CONSIGNE 1:
Relevez les quatre réalités qui, dans le texte sur la révolte sociale, définissent la « réalité vécue » des protestataires.
CONSIGNE 2:
Répondez brièvement à partir du texte sur la révolte sociale :
(a) Quel projet les protestataires ont-ils ?
(b) À quoi se heurte la réalité vécue ?
(c) De quel phénomène historique résulte l'intellectualité ?
CONSIGNE 3:
Extrayez du texte sur la révolte sociale le passage allant de « Leur terrain, c’est » à « chaîne du rentable. », sans rien y changer.

EXTRAIT DU TEXTE:
'''

Qu’est-ce que ces rustauds qui battent le pavé ? Ils ont la tête vide, pas de programme, pas de pensée. Holà ! Ces ouvriers, paysans, petits commerçants, artisans, entrepreneurs, retraités, enseignants, chômeurs, travailleurs harassés par la quête d’un salaire, déshérités sans abri, écoliers sans école, automobilistes à taxes et à péages, avocats, chercheurs scientifiques, sont tous et toutes simplement révoltés par l’injustice et par l’arrogance des morts-vivants qui nous gouvernent. Hommes et femmes de tout âge ont brusquement cessé de s’agglutiner en une masse grégaire, ils ont quitté les bêlants troupeaux de la majorité silencieuse. Ce ne sont pas des gens de rien, ce sont des gens réduits à rien et ils en prennent conscience, et ils ont un projet : instaurer la prééminence de la dignité humaine en brisant le système de profit qui dévaste la vie et la planète.
Leur terrain, c’est la réalité vécue, la réalité d’un salaire, d’une maigre allocation, d’une retraite insuffisante, d’une existence de plus en plus précaire, où la part de vraie vie se raréfie. Elle se heurte, cette réalité, à une gymnastique de chiffres pratiquée en haut lieu. Si la subtilité des calculs a de quoi égarer l’entendement, en revanche le résultat final est d’une simplicité exemplaire et alarmante : contentez-vous de l’aumône consentie par les pouvoirs publics (que vous financez) et empressez-vous de mourir, en citoyens respectueux des statistiques comptabilisant le nombre excessif de vieux, de vieilles et autres maillons qui fragilisent la chaîne du rentable.
Cet écart entre la vie et sa représentation abstraite permet de mieux comprendre aujourd’hui ce qu’est l’intellectualité. Loin de constituer un élément inhérent à la nature de l’Homme, elle est un effet de sa dénaturation. Elle résulte d’un phénomène historique, le passage d’une société, fondée sur une économie de cueillette, à un système, principalement agraire, pratiquant l’exploitation de la nature et de l’homme par l’homme.

'''

Données
'''

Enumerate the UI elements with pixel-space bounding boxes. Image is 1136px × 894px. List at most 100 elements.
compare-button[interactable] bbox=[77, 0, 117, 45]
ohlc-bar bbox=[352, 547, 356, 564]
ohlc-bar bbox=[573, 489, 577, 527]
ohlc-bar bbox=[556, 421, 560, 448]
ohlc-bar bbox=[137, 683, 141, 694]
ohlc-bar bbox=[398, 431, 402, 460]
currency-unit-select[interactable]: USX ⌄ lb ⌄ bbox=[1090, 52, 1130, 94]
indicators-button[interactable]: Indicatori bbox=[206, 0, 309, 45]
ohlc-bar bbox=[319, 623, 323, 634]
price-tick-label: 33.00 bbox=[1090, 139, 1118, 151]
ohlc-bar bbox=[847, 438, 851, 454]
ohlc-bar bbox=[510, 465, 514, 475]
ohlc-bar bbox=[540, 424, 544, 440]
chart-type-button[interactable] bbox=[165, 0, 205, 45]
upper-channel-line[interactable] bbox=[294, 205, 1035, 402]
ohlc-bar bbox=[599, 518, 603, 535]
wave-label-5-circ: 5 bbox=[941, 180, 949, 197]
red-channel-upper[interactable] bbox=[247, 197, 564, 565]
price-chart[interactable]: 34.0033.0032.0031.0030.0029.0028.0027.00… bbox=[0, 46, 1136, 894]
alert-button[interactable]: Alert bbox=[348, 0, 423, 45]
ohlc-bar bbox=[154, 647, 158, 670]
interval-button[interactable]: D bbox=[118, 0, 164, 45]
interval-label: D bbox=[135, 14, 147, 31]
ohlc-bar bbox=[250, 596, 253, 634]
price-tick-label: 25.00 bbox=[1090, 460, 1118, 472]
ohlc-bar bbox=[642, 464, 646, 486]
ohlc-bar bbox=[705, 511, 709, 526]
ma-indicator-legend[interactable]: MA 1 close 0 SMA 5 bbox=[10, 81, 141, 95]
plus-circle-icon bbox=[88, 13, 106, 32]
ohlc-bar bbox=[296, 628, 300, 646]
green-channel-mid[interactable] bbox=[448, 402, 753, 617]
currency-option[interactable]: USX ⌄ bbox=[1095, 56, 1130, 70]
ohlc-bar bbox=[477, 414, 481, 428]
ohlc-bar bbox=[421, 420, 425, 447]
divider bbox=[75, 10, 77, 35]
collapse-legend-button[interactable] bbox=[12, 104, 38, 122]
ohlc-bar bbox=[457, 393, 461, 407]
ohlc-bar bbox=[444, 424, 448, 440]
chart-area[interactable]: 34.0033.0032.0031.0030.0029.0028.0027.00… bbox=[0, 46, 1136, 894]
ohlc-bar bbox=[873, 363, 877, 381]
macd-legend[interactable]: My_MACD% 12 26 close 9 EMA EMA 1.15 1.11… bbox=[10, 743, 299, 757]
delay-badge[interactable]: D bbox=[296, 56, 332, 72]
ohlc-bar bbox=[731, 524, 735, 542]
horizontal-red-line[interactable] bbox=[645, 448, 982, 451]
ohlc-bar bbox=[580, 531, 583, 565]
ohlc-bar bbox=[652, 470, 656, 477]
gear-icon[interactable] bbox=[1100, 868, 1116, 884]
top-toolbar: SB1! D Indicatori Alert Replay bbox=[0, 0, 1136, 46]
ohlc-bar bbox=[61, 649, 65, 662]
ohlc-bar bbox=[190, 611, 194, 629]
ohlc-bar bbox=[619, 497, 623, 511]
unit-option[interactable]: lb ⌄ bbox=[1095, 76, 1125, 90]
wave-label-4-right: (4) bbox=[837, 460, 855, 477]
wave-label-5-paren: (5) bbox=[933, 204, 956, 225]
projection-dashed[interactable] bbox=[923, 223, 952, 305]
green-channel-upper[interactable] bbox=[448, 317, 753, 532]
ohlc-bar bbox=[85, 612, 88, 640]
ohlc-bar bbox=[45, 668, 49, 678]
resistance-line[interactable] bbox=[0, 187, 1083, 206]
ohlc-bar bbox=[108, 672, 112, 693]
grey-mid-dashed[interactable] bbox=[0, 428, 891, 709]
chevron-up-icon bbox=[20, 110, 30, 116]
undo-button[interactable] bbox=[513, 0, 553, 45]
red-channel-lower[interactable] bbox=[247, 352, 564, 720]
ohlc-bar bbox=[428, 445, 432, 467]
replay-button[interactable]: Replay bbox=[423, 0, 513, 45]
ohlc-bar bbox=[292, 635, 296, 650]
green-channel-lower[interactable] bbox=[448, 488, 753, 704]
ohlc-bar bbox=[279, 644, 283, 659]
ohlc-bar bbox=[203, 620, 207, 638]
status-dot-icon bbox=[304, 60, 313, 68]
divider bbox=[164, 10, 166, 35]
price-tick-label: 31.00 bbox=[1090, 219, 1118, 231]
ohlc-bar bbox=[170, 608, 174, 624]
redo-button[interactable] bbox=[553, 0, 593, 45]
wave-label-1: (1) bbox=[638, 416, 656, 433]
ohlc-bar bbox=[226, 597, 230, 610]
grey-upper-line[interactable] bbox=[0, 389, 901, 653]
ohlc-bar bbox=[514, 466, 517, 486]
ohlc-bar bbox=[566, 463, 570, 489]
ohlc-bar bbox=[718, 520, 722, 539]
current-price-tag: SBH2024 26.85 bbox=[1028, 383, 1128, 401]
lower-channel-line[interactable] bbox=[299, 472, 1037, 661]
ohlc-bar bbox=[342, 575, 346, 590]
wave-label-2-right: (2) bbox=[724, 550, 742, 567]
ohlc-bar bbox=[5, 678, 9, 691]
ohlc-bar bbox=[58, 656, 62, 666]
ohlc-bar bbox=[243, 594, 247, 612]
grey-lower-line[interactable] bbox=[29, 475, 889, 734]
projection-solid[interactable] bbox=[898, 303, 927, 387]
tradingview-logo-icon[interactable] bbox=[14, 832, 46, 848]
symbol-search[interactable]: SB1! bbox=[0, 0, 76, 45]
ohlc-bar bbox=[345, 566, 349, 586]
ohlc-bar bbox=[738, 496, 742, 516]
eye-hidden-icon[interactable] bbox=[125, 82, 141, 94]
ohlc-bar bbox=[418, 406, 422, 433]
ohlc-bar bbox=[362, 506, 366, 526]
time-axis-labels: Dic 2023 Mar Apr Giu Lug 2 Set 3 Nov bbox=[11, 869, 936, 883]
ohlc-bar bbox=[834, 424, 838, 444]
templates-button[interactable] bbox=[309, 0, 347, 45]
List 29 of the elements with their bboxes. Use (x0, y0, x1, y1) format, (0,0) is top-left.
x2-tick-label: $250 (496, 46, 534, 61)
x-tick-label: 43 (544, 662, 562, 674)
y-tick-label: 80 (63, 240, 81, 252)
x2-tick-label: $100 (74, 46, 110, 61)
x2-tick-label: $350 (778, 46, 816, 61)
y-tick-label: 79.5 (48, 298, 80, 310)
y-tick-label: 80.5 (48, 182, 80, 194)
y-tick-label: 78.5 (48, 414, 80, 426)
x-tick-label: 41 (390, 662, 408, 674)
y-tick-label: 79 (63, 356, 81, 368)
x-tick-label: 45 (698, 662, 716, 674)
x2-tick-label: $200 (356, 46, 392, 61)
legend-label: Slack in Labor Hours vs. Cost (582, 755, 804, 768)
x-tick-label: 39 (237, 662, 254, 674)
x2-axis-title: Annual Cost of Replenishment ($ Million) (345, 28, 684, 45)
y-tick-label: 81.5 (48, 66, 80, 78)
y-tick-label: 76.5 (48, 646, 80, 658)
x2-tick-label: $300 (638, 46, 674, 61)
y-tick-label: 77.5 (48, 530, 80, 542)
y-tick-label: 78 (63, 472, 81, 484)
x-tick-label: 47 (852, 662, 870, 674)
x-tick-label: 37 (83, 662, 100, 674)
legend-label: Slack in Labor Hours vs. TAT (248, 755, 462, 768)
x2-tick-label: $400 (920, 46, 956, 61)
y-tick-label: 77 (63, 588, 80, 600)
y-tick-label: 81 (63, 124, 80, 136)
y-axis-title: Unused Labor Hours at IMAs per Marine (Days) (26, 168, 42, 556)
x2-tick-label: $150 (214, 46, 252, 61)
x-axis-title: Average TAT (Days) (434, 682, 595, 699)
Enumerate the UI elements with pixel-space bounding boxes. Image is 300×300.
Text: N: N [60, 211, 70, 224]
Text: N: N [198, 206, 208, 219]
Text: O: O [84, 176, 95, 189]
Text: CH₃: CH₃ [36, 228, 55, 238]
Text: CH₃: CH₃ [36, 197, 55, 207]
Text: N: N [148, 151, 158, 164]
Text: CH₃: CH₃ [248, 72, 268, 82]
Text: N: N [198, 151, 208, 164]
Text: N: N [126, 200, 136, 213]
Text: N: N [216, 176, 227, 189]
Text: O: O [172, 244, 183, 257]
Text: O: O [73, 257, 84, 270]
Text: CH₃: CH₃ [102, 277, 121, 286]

'''

RÉPONSE FINALE 1:
un salaire ; une maigre allocation ; une retraite insuffisante ; une existence de plus en plus précaire

RÉPONSE FINALE 2:
(a) Instaurer la prééminence de la dignité humaine en brisant le système de profit qui dévaste la vie et la planète.
(b) À une gymnastique de chiffres pratiquée en haut lieu.
(c) Du passage d'une société fondée sur une économie de cueillette à un système principalement agraire, pratiquant l'exploitation de la nature et de l'homme par l'homme.

RÉPONSE FINALE 3:
Leur terrain, c’est la réalité vécue, la réalité d’un salaire, d’une maigre allocation, d’une retraite insuffisante, d’une existence de plus en plus précaire, où la part de vraie vie se raréfie. Elle se heurte, cette réalité, à une gymnastique de chiffres pratiquée en haut lieu. Si la subtilité des calculs a de quoi égarer l’entendement, en revanche le résultat final est d’une simplicité exemplaire et alarmante : contentez-vous de l’aumône consentie par les pouvoirs publics (que vous financez) et empressez-vous de mourir, en citoyens respectueux des statistiques comptabilisant le nombre excessif de vieux, de vieilles et autres maillons qui fragilisent la chaîne du rentable.